Dataset entries start

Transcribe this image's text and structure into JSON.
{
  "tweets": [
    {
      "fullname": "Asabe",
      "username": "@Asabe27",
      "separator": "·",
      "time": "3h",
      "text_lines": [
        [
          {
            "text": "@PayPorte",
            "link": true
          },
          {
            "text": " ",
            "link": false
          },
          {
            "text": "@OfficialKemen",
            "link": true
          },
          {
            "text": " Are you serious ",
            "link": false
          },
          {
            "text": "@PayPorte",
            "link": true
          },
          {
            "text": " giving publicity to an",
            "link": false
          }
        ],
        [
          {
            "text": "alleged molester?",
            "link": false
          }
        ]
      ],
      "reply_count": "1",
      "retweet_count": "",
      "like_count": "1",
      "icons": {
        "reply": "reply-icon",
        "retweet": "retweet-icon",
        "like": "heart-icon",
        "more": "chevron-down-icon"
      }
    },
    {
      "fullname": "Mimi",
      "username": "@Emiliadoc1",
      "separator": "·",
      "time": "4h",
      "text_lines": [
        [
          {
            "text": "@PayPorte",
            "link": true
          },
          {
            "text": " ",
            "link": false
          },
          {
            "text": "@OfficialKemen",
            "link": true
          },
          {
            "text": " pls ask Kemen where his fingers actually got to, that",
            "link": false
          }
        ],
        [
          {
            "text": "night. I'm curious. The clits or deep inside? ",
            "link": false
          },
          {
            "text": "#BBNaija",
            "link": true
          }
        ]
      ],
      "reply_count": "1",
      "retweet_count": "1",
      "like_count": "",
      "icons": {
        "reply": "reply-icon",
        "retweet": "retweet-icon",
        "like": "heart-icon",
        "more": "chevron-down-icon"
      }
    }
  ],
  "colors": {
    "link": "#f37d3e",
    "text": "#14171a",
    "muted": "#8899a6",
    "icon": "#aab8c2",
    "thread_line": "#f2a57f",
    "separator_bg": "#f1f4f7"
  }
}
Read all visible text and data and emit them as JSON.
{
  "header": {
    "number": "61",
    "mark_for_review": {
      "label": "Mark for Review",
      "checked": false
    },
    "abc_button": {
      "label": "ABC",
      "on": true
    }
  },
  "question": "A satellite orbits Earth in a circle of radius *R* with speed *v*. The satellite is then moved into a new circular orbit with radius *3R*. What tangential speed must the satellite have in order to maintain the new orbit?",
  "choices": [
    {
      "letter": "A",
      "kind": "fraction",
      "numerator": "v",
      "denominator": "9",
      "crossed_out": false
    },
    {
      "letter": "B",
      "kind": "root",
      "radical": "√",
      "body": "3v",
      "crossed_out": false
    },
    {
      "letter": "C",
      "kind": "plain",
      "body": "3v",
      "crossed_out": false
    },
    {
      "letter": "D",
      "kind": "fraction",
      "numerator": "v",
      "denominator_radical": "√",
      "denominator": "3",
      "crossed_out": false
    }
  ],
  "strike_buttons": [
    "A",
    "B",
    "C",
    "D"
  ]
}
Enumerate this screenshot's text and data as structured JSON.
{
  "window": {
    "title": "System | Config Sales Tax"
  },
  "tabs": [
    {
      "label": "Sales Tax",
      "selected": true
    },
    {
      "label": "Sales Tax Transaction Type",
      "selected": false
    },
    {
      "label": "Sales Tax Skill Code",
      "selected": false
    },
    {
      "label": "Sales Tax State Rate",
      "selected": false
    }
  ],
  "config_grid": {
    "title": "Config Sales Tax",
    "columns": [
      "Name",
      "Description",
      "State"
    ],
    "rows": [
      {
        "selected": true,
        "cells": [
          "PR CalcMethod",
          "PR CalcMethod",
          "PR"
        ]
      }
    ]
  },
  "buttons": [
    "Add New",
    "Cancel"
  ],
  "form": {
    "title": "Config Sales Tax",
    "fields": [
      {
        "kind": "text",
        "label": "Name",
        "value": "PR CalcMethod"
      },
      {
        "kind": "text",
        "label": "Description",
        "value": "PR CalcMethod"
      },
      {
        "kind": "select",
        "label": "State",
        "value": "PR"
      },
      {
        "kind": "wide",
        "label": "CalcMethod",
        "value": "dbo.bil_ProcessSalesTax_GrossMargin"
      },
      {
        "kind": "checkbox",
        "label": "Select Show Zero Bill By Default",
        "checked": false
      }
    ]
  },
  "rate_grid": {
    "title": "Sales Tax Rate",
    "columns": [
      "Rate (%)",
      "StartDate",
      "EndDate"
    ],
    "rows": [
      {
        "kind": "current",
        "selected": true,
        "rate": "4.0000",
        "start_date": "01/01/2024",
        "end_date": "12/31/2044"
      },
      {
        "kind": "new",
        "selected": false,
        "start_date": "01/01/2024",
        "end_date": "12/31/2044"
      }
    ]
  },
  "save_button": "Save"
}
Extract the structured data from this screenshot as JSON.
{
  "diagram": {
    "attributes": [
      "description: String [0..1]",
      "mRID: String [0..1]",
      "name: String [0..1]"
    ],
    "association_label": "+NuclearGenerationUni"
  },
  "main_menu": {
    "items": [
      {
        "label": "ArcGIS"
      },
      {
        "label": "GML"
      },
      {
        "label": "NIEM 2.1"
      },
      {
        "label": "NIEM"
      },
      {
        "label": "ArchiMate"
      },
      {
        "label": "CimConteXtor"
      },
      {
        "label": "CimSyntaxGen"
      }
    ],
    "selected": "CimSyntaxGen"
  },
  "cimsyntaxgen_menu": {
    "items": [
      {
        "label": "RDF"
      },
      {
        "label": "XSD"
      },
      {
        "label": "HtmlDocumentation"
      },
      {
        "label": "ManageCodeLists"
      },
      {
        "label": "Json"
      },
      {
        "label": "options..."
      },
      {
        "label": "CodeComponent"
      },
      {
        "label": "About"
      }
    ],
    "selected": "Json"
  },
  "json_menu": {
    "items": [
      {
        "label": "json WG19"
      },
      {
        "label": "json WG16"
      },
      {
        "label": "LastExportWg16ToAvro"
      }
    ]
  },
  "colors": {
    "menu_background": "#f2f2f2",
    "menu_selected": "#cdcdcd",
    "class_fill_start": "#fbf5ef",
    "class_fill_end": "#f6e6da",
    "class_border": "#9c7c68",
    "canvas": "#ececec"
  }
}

Dataset entries end

- **Exercise**: Using the listing above, gather each line that holds the string "into" and copy it.

- **Result of this exercise**:
Transcribe this image's text and structure into JSON.
  "question": "A satellite orbits Earth in a circle of radius *R* with speed *v*. The satellite is then moved into a new circular orbit with radius *3R*. What tangential speed must the satellite have in order to maintain the new orbit?",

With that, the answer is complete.